>>

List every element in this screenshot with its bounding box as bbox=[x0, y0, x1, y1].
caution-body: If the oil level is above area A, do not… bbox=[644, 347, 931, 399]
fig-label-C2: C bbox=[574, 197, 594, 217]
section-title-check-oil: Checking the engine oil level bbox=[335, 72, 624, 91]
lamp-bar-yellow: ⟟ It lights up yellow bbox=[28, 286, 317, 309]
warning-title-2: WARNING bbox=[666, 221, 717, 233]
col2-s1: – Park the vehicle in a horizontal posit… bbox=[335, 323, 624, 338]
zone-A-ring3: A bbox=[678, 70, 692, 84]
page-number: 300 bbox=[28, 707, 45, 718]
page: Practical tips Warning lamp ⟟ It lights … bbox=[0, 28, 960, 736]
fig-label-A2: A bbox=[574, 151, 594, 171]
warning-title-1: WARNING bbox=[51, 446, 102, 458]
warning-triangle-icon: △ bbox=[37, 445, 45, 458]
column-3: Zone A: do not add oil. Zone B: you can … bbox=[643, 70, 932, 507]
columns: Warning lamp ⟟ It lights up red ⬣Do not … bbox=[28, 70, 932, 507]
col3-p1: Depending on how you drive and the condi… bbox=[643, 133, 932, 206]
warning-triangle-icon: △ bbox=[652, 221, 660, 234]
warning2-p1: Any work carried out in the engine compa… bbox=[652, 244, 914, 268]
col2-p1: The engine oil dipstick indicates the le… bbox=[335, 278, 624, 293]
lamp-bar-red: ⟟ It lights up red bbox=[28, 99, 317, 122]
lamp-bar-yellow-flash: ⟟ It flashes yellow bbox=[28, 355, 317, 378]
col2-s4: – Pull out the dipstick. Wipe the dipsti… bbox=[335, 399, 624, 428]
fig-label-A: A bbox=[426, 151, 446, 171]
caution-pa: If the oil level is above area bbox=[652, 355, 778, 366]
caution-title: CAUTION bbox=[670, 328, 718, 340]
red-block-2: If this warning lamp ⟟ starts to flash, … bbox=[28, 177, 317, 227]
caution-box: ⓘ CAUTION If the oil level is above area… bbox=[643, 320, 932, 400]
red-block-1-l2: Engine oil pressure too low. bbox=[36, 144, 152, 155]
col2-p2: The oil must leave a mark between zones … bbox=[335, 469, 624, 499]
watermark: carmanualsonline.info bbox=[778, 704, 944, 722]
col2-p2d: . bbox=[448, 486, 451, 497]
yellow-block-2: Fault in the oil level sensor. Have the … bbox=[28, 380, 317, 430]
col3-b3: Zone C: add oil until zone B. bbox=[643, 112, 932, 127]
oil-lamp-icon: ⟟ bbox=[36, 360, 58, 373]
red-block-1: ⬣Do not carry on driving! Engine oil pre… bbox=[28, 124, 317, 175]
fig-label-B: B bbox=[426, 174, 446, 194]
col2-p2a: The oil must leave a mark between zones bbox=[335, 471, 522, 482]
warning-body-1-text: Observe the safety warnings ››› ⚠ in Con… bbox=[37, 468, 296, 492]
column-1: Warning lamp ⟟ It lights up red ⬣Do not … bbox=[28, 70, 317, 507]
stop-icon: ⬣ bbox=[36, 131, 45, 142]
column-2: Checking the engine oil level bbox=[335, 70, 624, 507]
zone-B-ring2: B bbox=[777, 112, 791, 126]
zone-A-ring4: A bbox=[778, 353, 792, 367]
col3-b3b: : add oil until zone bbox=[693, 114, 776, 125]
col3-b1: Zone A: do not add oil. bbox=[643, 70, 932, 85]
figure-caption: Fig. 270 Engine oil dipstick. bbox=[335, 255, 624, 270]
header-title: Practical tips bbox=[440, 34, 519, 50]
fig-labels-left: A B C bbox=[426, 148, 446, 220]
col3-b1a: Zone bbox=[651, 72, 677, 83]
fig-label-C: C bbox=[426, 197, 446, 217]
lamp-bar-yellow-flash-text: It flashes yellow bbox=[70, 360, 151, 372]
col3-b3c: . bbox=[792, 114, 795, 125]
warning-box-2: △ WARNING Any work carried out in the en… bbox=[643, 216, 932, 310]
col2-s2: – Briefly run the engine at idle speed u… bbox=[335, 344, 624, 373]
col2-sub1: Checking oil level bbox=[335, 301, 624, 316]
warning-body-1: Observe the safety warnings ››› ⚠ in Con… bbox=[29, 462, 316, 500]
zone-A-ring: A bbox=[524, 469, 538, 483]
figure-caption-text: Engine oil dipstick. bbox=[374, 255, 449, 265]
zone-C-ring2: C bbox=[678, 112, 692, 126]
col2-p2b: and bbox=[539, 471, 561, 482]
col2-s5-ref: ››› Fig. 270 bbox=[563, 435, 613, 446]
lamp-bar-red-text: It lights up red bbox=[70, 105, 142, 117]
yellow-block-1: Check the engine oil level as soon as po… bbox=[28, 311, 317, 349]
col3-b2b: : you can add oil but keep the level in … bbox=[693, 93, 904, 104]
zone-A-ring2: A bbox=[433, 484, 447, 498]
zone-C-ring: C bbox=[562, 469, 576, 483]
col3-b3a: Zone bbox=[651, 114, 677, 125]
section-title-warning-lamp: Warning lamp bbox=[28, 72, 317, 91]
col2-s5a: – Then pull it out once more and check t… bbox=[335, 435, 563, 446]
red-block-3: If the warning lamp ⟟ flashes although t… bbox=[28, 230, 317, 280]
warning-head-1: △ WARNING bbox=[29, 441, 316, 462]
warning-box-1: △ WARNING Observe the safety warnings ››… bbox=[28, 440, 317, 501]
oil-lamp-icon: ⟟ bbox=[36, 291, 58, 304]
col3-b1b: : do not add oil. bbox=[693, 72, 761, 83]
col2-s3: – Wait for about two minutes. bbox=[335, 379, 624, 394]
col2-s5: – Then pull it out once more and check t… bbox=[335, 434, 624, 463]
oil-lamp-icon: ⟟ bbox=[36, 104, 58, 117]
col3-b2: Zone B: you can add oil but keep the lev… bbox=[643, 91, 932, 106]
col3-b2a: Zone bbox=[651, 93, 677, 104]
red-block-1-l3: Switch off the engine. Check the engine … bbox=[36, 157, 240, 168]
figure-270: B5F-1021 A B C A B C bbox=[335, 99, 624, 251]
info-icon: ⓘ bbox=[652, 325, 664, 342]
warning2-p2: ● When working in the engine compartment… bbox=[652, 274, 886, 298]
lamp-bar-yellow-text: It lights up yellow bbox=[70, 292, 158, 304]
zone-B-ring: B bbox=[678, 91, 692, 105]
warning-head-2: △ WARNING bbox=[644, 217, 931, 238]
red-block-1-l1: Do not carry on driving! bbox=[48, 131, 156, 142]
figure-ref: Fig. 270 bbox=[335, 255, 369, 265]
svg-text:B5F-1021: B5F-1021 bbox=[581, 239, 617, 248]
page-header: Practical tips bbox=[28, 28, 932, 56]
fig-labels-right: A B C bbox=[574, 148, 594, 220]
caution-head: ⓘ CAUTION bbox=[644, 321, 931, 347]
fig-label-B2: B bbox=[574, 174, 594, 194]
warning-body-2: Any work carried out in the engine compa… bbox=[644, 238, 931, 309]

<<

Given instruction: Which lines of the records contain the word "triangle"? Find each one and copy it in full.

Exercise response:
warning-triangle-icon: △ bbox=[37, 445, 45, 458]
warning-triangle-icon: △ bbox=[652, 221, 660, 234]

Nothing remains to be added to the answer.